EXERCISE TASKS:
a. In the reply about the content-id URL scheme, which MIME terms does the writer want used instead of "object" for things inside a multipart message?
b. Write the next part of the reply about the content-id URL scheme, picking up after its final line.

DOCUMENT SECTION:
■ ■ ■
Re: A content-id URL scheme

In draft-levinson-cid-00.txt, Ed writes:

>        Abstract
> 
>        The Uniform Resource Locator (URL) scheme, "cid", allows
>        compound or aggregate objects in a multipart mail message to
>        refer to one another by their body part labels.

It should also allow objects external to the multipart mail message to
refer to body-parts of that multipart mail message.  In general, I think
it would be better to use the MIME terms of "entity", "body", and "body-part"
to refer to things inside a multipart message, instead of "object".
I encountered this with the HTTP spec.

> ...
■ ■ ■
DATA SHOWN:
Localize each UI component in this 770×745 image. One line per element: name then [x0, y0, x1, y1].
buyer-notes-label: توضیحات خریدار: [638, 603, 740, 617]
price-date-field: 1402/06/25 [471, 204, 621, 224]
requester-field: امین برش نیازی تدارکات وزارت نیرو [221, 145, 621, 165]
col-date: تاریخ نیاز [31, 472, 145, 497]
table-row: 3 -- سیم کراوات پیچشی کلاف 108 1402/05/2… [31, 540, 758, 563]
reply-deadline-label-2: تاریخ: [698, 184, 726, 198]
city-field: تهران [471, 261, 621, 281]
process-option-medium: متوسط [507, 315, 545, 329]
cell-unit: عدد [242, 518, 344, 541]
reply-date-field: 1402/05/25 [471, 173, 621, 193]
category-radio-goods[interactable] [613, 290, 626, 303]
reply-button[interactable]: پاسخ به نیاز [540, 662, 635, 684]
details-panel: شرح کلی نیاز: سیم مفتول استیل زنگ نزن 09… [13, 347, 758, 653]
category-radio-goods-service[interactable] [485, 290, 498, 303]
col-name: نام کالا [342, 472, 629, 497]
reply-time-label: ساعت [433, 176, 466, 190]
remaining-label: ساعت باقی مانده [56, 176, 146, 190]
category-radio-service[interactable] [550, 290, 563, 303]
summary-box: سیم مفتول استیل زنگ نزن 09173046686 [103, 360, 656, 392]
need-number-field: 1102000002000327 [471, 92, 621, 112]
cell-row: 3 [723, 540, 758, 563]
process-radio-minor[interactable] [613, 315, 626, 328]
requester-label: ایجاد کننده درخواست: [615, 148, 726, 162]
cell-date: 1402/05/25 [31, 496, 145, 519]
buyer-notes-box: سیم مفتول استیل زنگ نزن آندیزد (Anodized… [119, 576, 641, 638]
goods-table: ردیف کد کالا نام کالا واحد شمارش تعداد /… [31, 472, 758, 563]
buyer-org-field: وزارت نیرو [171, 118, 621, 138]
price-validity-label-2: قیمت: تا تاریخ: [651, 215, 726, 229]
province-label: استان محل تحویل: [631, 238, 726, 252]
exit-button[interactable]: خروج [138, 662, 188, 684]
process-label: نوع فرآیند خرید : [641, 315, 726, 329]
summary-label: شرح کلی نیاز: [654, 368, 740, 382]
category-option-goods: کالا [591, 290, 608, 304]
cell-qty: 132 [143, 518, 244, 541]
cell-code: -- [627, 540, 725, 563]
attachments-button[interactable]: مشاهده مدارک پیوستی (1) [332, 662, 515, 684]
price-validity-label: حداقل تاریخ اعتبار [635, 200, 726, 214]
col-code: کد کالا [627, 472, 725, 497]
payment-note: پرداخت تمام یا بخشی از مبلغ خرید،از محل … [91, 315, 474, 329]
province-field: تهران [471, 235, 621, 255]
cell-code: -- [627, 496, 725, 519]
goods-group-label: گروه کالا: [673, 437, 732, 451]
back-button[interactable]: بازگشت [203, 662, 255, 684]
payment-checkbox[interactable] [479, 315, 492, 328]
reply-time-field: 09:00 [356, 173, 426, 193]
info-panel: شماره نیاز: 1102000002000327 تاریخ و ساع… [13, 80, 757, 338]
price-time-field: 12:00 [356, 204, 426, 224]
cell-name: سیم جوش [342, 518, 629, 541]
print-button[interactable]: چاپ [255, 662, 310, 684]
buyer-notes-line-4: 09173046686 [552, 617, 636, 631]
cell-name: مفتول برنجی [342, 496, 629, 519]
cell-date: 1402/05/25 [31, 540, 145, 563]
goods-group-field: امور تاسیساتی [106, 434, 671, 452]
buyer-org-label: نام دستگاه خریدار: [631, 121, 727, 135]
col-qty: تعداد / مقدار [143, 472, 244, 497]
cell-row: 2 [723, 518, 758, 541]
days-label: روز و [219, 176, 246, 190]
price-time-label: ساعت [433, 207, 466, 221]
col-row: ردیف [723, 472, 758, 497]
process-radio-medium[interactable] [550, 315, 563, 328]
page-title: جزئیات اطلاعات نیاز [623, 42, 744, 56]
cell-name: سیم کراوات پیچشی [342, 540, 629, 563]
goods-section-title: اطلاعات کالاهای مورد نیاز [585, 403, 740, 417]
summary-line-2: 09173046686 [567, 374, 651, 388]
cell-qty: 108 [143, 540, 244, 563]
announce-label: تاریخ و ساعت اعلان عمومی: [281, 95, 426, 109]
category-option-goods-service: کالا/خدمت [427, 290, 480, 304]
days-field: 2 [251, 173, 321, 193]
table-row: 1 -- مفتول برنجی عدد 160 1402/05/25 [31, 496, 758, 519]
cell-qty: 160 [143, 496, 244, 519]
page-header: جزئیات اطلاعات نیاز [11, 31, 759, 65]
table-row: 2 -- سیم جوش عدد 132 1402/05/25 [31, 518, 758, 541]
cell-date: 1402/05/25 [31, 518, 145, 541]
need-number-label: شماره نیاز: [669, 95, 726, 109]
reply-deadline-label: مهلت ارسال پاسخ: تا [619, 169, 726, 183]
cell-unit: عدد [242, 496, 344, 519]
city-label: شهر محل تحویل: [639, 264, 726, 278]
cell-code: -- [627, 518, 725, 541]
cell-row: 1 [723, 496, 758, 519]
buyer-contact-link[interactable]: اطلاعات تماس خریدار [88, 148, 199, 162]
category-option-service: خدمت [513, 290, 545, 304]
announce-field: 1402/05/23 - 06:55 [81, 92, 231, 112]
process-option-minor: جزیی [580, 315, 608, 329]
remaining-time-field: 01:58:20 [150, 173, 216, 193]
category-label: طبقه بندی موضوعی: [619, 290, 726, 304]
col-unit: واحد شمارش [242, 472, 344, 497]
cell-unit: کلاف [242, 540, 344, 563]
■ ■ ■
TASK-BY-TASK RESULTS:
a. "Entity," "body," and "body-part."

b.
>        A cid URL takes the form
> 
>                cidurl     = "cid" ":" cid-spec
> 
>        where cid-spec is a restricted form of "addr-spec" as
>        defined in [RFC822].  The purpose of the restriction is to
>        eliminate special characters from the cid URL.  Such
>        characters can be problematical in many environments (e.g.,
>        HTML and SGML) in which the cid URL may be used.  Cid URLs
>        are a subset of MIME content-IDs and RFC822 message-IDs

I think this is backwards --> cid URLs should be capable of referencing
any possible Content-ID.  Any characters that are not allowed in a URL can
be escaped using the %hex encoding method.

Thus, the correct BNF would be

   ----------------------------------------------------------------------
   cidurl      = "cid" ":" cid-spec

   cid-spec    =  local-part "@" domain        ; globally unique

   local-part  =  word *("." word)
   word        =  atom | quoted-string
   atom        =  1*<any okCHAR except specials, SPACE and CTLs>

   quoted-string = "%22" *(qtext|quoted-pair) "%22"
   qtext       =  <any okCHAR excepting "%22",
                   "%5C" & CR, and including
                   linear-white-space>
   quoted-pair =  "%5C" okCHAR

   domain      =  sub-domain *("." sub-domain)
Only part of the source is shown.